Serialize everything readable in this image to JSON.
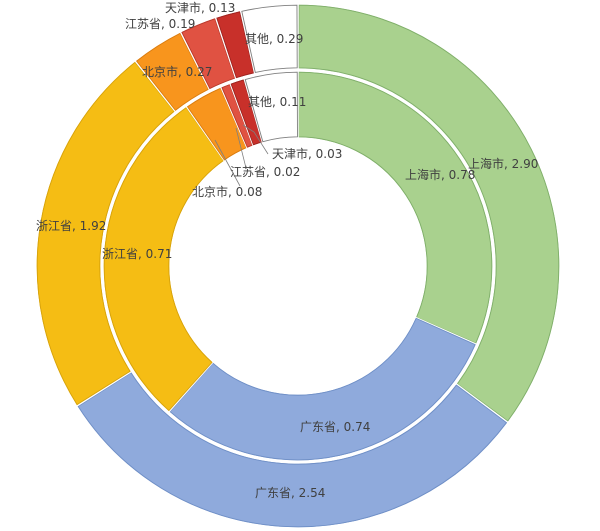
{
  "chart_data": {
    "type": "pie",
    "variant": "double-doughnut",
    "title": "",
    "rings": [
      {
        "ring": "outer",
        "slices": [
          {
            "label": "上海市",
            "value": 2.9,
            "text": "上海市, 2.90",
            "color": "#a9d18e"
          },
          {
            "label": "广东省",
            "value": 2.54,
            "text": "广东省, 2.54",
            "color": "#8faadc"
          },
          {
            "label": "浙江省",
            "value": 1.92,
            "text": "浙江省, 1.92",
            "color": "#f5bd14"
          },
          {
            "label": "北京市",
            "value": 0.27,
            "text": "北京市, 0.27",
            "color": "#f8951d"
          },
          {
            "label": "江苏省",
            "value": 0.19,
            "text": "江苏省, 0.19",
            "color": "#e05242"
          },
          {
            "label": "天津市",
            "value": 0.13,
            "text": "天津市, 0.13",
            "color": "#c8302a"
          },
          {
            "label": "其他",
            "value": 0.29,
            "text": "其他, 0.29",
            "color": "#ffffff"
          }
        ]
      },
      {
        "ring": "inner",
        "slices": [
          {
            "label": "上海市",
            "value": 0.78,
            "text": "上海市, 0.78",
            "color": "#a9d18e"
          },
          {
            "label": "广东省",
            "value": 0.74,
            "text": "广东省, 0.74",
            "color": "#8faadc"
          },
          {
            "label": "浙江省",
            "value": 0.71,
            "text": "浙江省, 0.71",
            "color": "#f5bd14"
          },
          {
            "label": "北京市",
            "value": 0.08,
            "text": "北京市, 0.08",
            "color": "#f8951d"
          },
          {
            "label": "江苏省",
            "value": 0.02,
            "text": "江苏省, 0.02",
            "color": "#e05242"
          },
          {
            "label": "天津市",
            "value": 0.03,
            "text": "天津市, 0.03",
            "color": "#c8302a"
          },
          {
            "label": "其他",
            "value": 0.11,
            "text": "其他, 0.11",
            "color": "#ffffff"
          }
        ]
      }
    ],
    "legend": "none"
  }
}
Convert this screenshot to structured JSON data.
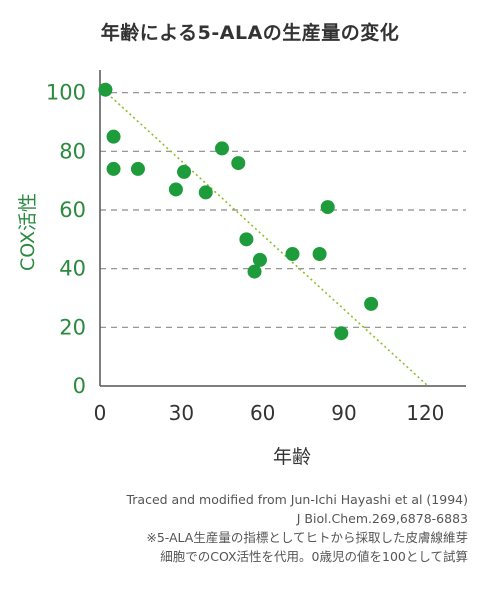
{
  "chart_data": {
    "type": "scatter",
    "title": "年齢による5-ALAの生産量の変化",
    "xlabel": "年齢",
    "ylabel": "COX活性",
    "xlim": [
      0,
      135
    ],
    "ylim": [
      0,
      105
    ],
    "x_ticks": [
      0,
      30,
      60,
      90,
      120
    ],
    "y_ticks": [
      0,
      20,
      40,
      60,
      80,
      100
    ],
    "grid": "horizontal-dashed",
    "point_color": "#1e9c3c",
    "trend_color": "#8cbf26",
    "points": [
      {
        "x": 2,
        "y": 101
      },
      {
        "x": 5,
        "y": 85
      },
      {
        "x": 5,
        "y": 74
      },
      {
        "x": 14,
        "y": 74
      },
      {
        "x": 28,
        "y": 67
      },
      {
        "x": 31,
        "y": 73
      },
      {
        "x": 39,
        "y": 66
      },
      {
        "x": 45,
        "y": 81
      },
      {
        "x": 51,
        "y": 76
      },
      {
        "x": 54,
        "y": 50
      },
      {
        "x": 57,
        "y": 39
      },
      {
        "x": 59,
        "y": 43
      },
      {
        "x": 71,
        "y": 45
      },
      {
        "x": 81,
        "y": 45
      },
      {
        "x": 84,
        "y": 61
      },
      {
        "x": 89,
        "y": 18
      },
      {
        "x": 100,
        "y": 28
      }
    ],
    "trend_line": [
      {
        "x": 0,
        "y": 102
      },
      {
        "x": 121,
        "y": 0
      }
    ]
  },
  "source_note": [
    "Traced and modified from Jun-Ichi Hayashi et al (1994)",
    "J Biol.Chem.269,6878-6883",
    "※5-ALA生産量の指標としてヒトから採取した皮膚線維芽",
    "細胞でのCOX活性を代用。0歳児の値を100として試算"
  ]
}
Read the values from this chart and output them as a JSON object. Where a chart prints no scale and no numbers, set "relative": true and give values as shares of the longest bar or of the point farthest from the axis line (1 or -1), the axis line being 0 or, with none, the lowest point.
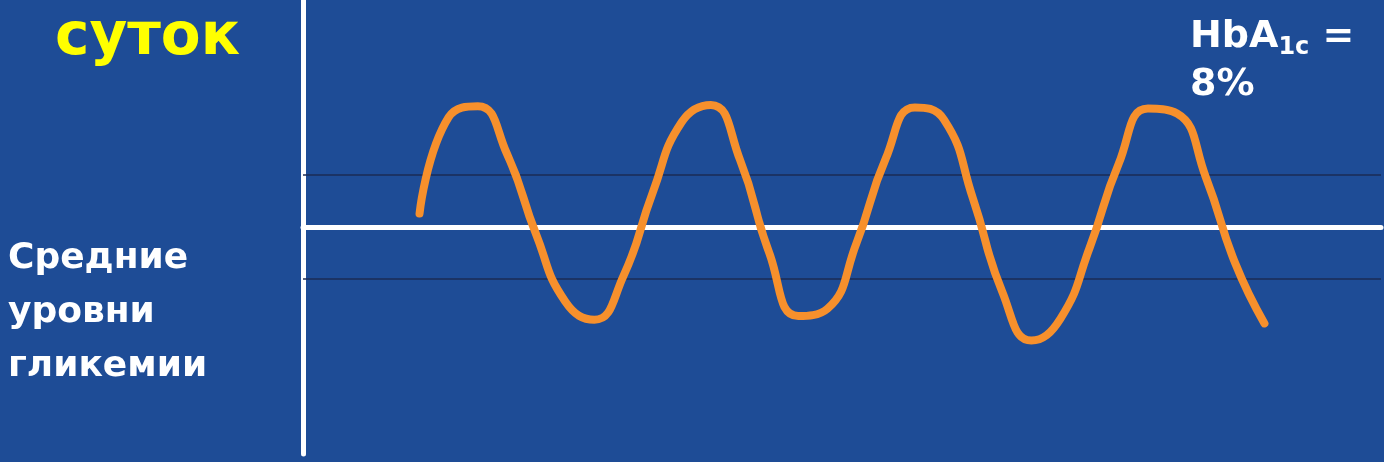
{
  "chart_data": {
    "type": "line",
    "relative": true,
    "title": "суток",
    "ylabel": "Средние уровни гликемии",
    "annotations": [
      "HbA$_{1c}$ = 8%"
    ],
    "categories": [
      null,
      null,
      null,
      null,
      null,
      null,
      null,
      null,
      null,
      null,
      null,
      null,
      null,
      null,
      null,
      null,
      null,
      null,
      null,
      null,
      null,
      null,
      null,
      null,
      null,
      null,
      null,
      null,
      null,
      null,
      null,
      null,
      null,
      null,
      null,
      null,
      null,
      null
    ],
    "series": [
      {
        "color": "#f7902c",
        "values": [
          null,
          null,
          null,
          null,
          0.11,
          0.9,
          0.99,
          0.6,
          -0.06,
          -0.61,
          -0.76,
          -0.4,
          0.28,
          0.86,
          1,
          0.55,
          -0.21,
          -0.73,
          -0.67,
          -0.13,
          0.56,
          0.98,
          0.88,
          0.23,
          -0.53,
          -0.93,
          -0.75,
          -0.17,
          0.52,
          0.97,
          0.93,
          0.4,
          -0.3,
          -0.79,
          null,
          null,
          null,
          null
        ]
      }
    ],
    "ref_lines": [
      {
        "axis": "y",
        "value": 0.43,
        "color": "#1b2b55"
      },
      {
        "axis": "y",
        "value": -0.42,
        "color": "#1b2b55"
      }
    ],
    "grid": false,
    "line_style": "solid"
  }
}
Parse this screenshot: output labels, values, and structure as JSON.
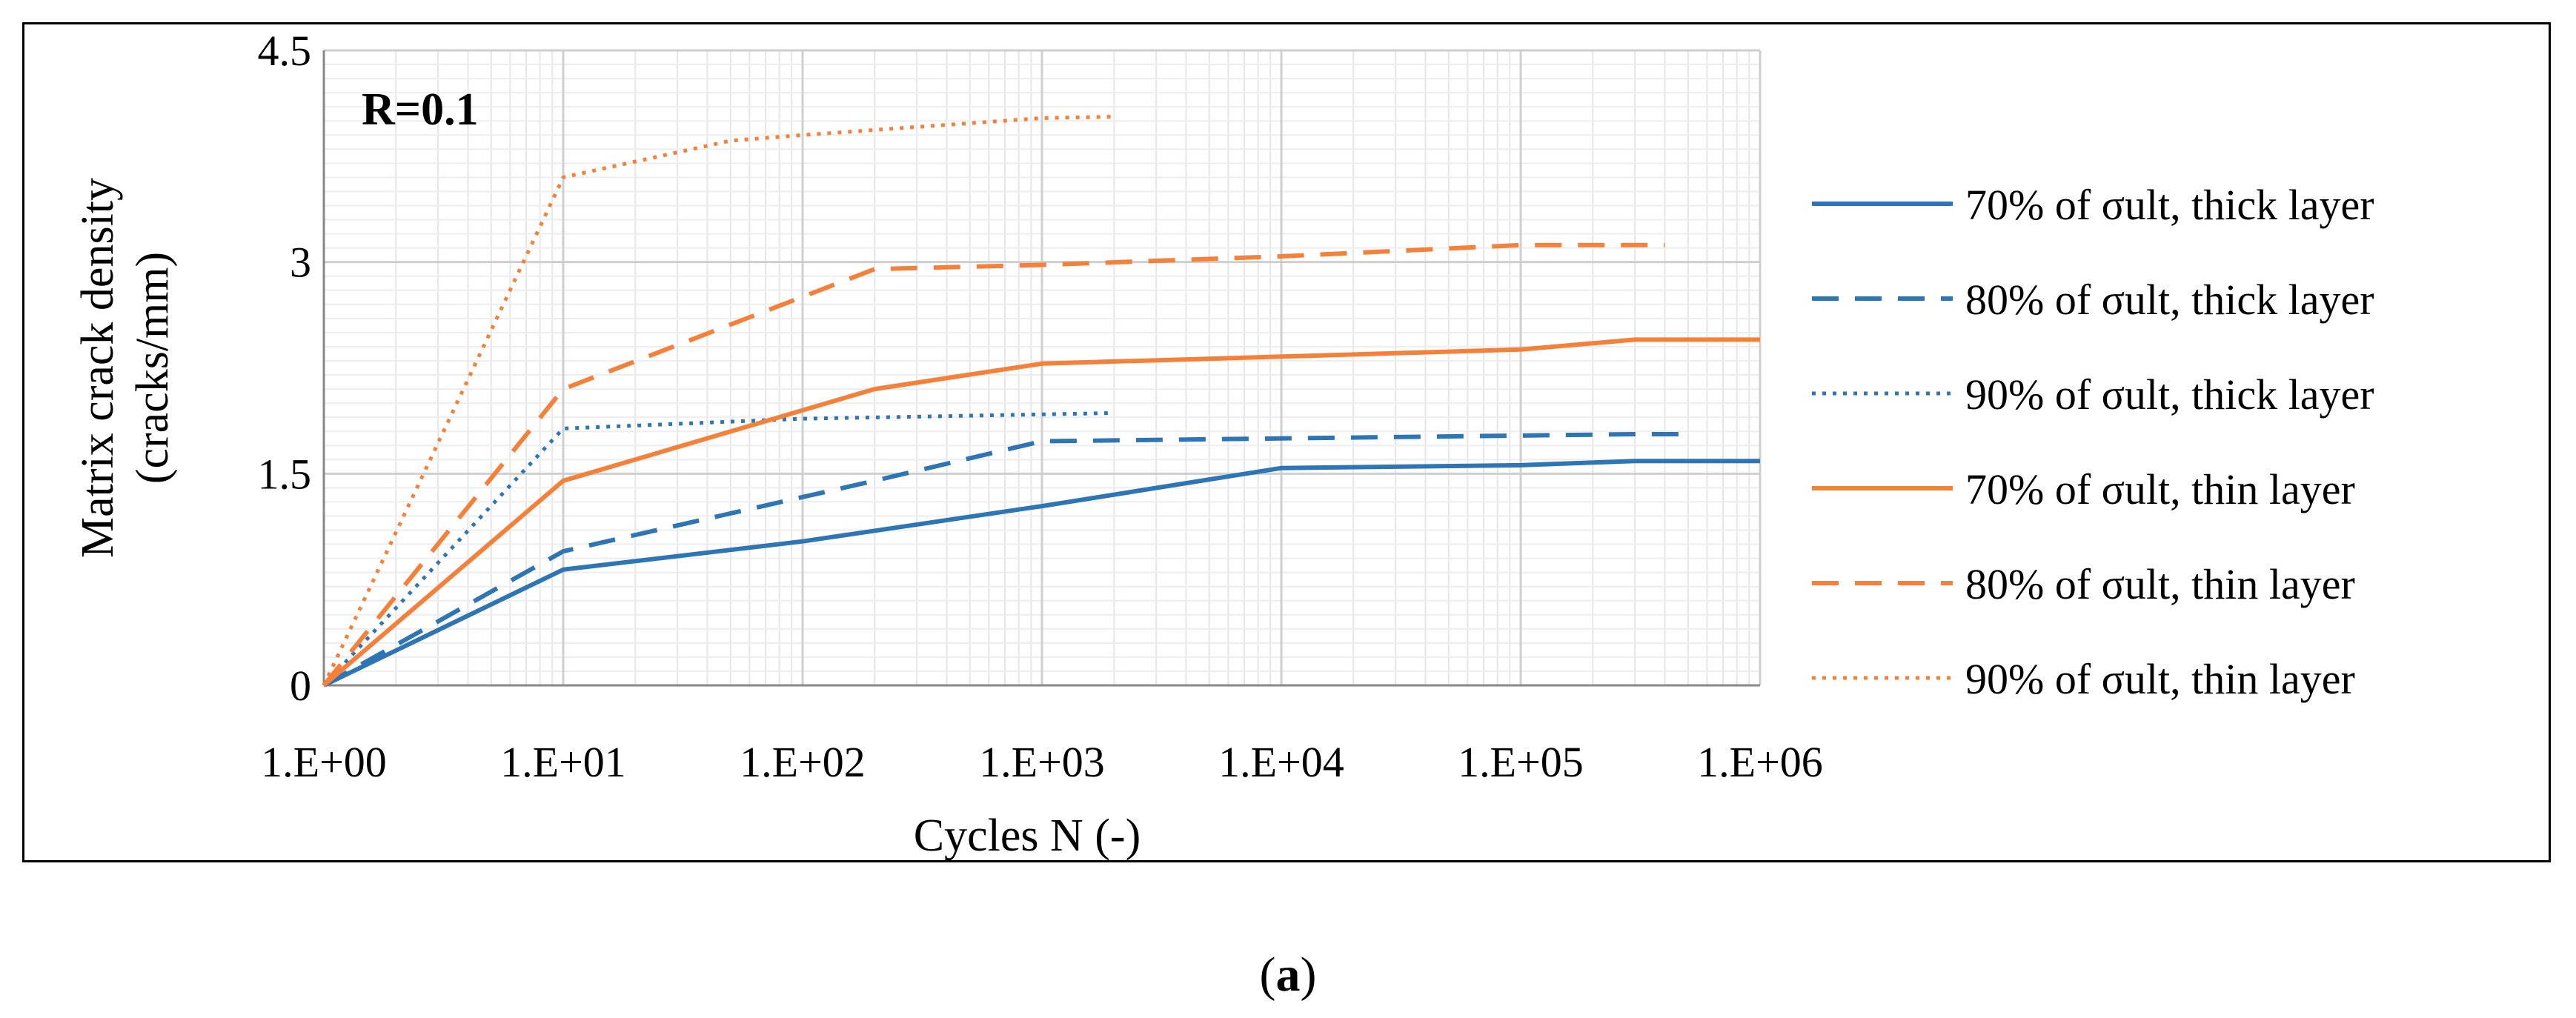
{
  "chart_data": {
    "type": "line",
    "annotation": "R=0.1",
    "xlabel": "Cycles N (-)",
    "ylabel_lines": [
      "Matrix crack density",
      "(cracks/mm)"
    ],
    "x_scale": "log",
    "xlim": [
      1,
      1000000
    ],
    "ylim": [
      0,
      4.5
    ],
    "x_tick_values": [
      1,
      10,
      100,
      1000,
      10000,
      100000,
      1000000
    ],
    "x_tick_labels": [
      "1.E+00",
      "1.E+01",
      "1.E+02",
      "1.E+03",
      "1.E+04",
      "1.E+05",
      "1.E+06"
    ],
    "y_tick_values": [
      0,
      1.5,
      3,
      4.5
    ],
    "y_tick_labels": [
      "0",
      "1.5",
      "3",
      "4.5"
    ],
    "grid": true,
    "legend_position": "right",
    "series": [
      {
        "name": "70% of σult, thick layer",
        "color": "#2E75B6",
        "dash": "solid",
        "x": [
          1,
          10,
          100,
          1000,
          10000,
          100000,
          300000,
          1000000
        ],
        "y": [
          0,
          0.82,
          1.02,
          1.27,
          1.54,
          1.56,
          1.59,
          1.59
        ]
      },
      {
        "name": "80% of σult, thick layer",
        "color": "#2E75B6",
        "dash": "dashed",
        "x": [
          1,
          10,
          200,
          1000,
          10000,
          100000,
          300000,
          500000
        ],
        "y": [
          0,
          0.95,
          1.45,
          1.73,
          1.75,
          1.77,
          1.78,
          1.78
        ]
      },
      {
        "name": "90% of σult, thick layer",
        "color": "#2E75B6",
        "dash": "dotted",
        "x": [
          1,
          10,
          100,
          1000,
          2000
        ],
        "y": [
          0,
          1.82,
          1.89,
          1.92,
          1.93
        ]
      },
      {
        "name": "70% of σult, thin layer",
        "color": "#F4803A",
        "dash": "solid",
        "x": [
          1,
          10,
          200,
          1000,
          10000,
          100000,
          300000,
          1000000
        ],
        "y": [
          0,
          1.45,
          2.1,
          2.28,
          2.33,
          2.38,
          2.45,
          2.45
        ]
      },
      {
        "name": "80% of σult, thin layer",
        "color": "#F4803A",
        "dash": "dashed",
        "x": [
          1,
          10,
          200,
          1000,
          10000,
          100000,
          400000
        ],
        "y": [
          0,
          2.1,
          2.95,
          2.98,
          3.04,
          3.12,
          3.12
        ]
      },
      {
        "name": "90% of σult, thin layer",
        "color": "#F4803A",
        "dash": "dotted",
        "x": [
          1,
          10,
          50,
          100,
          1000,
          2000
        ],
        "y": [
          0,
          3.6,
          3.86,
          3.9,
          4.02,
          4.03
        ]
      }
    ]
  },
  "caption": {
    "open": "(",
    "label": "a",
    "close": ")"
  }
}
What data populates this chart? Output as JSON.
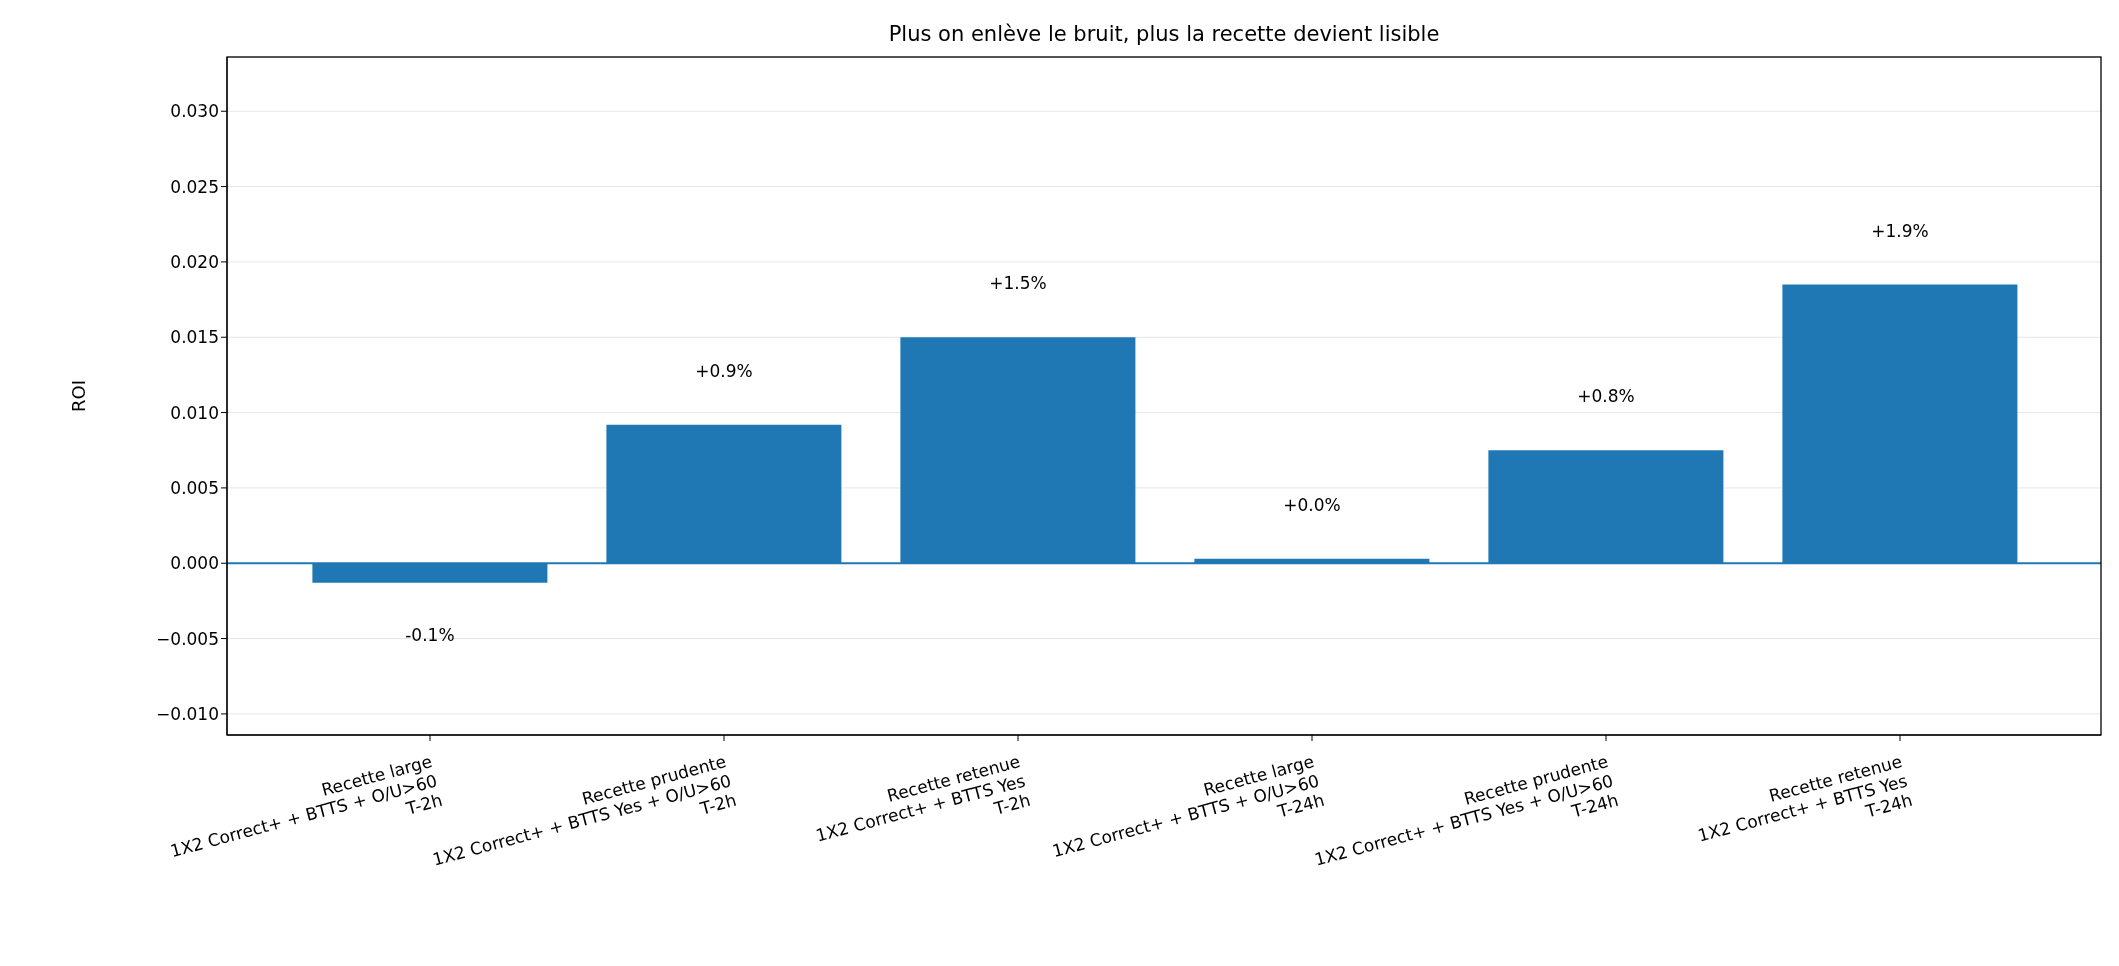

· · ·

» Task directions: Search the lines above for the string "relative" and copy each line that has it.

» Answer to the task:
Read the values from this chart and output them as a JSON object. Where a chart prints no scale and no numbers, set "relative": true and give values as shares of the longest bar or of the point farthest from the axis line (1 or -1), the axis line being 0 or, with none, the lowest point.
    "relative": true,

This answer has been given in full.